#### [Exercise prompt]
Return each line of the listing that contains the string "High".

#### [Data supplied]
================================
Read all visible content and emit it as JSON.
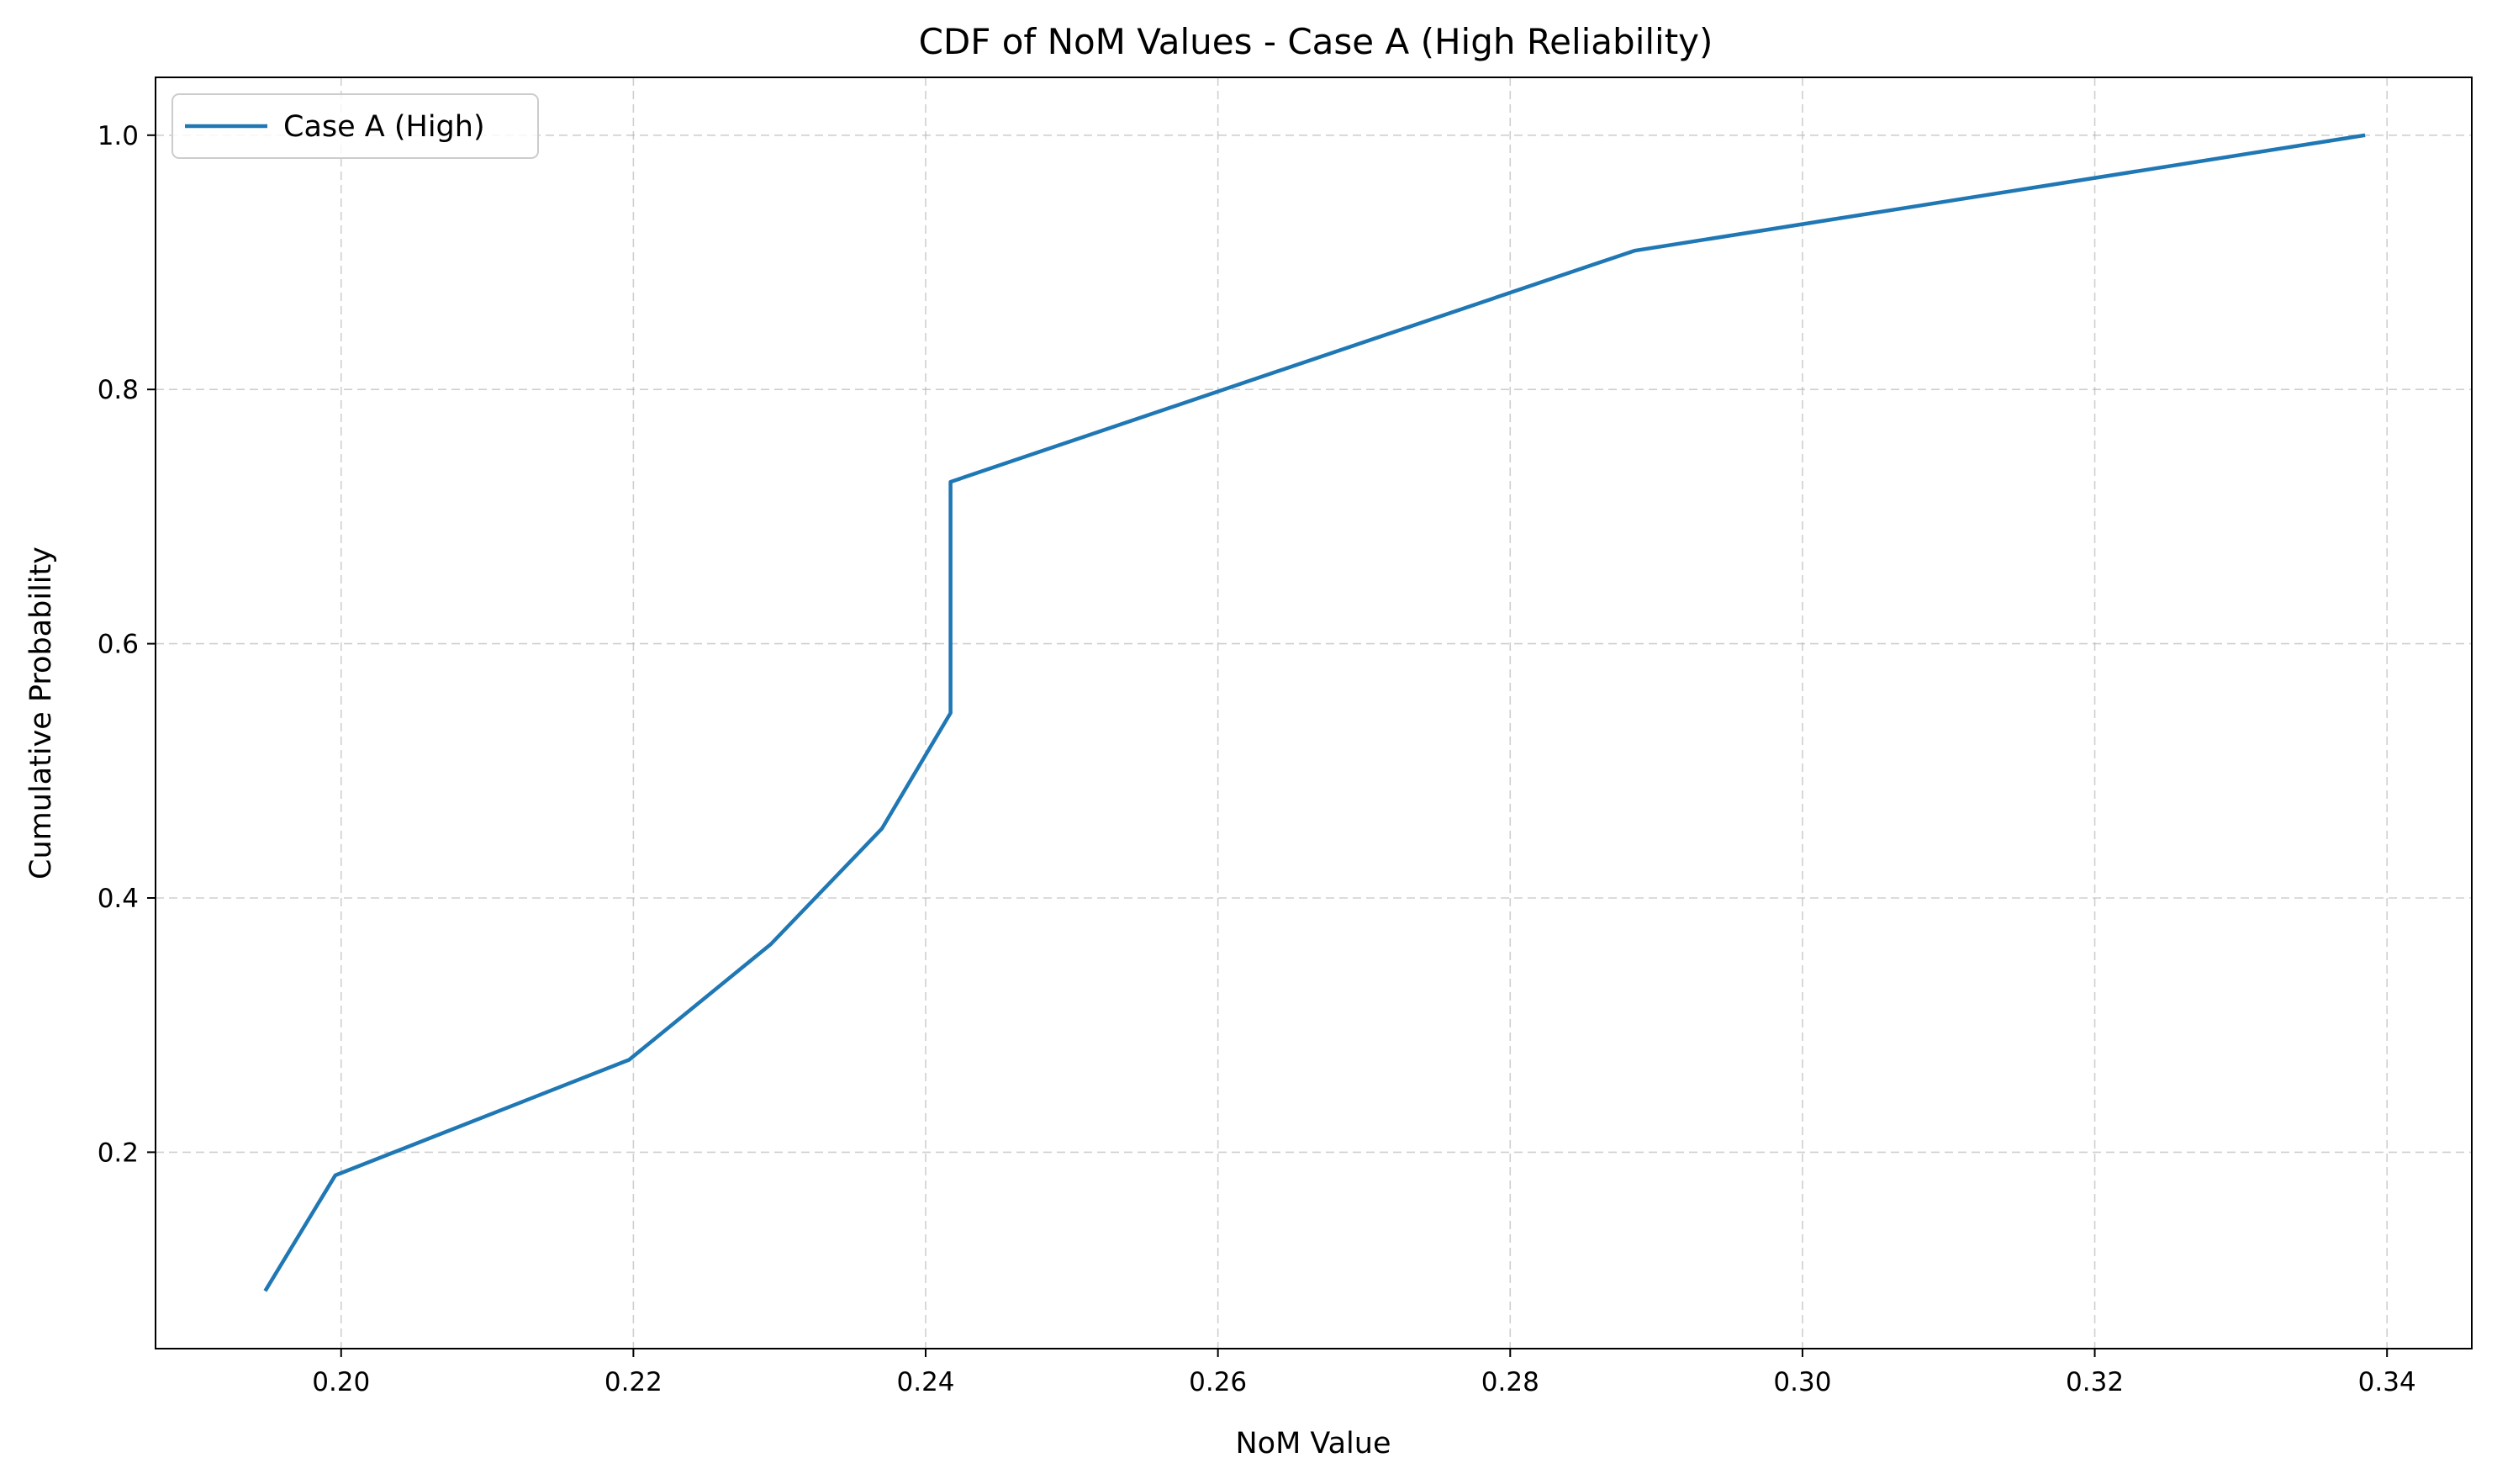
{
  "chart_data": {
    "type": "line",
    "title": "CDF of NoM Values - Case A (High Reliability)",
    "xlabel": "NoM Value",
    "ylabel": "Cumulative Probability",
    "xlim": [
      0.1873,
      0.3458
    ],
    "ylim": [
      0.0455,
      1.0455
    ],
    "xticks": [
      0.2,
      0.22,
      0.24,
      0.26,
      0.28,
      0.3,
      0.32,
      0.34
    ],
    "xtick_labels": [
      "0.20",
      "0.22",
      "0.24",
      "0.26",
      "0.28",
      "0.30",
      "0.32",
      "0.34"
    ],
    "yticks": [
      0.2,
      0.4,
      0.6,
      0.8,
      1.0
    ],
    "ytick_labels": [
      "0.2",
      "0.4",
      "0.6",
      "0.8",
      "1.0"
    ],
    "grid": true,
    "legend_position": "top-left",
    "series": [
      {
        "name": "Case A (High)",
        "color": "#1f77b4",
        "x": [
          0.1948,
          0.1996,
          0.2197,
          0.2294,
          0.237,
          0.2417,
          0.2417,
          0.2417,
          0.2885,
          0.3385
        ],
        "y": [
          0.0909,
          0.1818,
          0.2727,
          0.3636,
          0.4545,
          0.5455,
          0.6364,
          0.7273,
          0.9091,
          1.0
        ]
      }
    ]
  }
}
================================
#### [Output for this exercise]
    "title": "CDF of NoM Values - Case A (High Reliability)",
        "name": "Case A (High)",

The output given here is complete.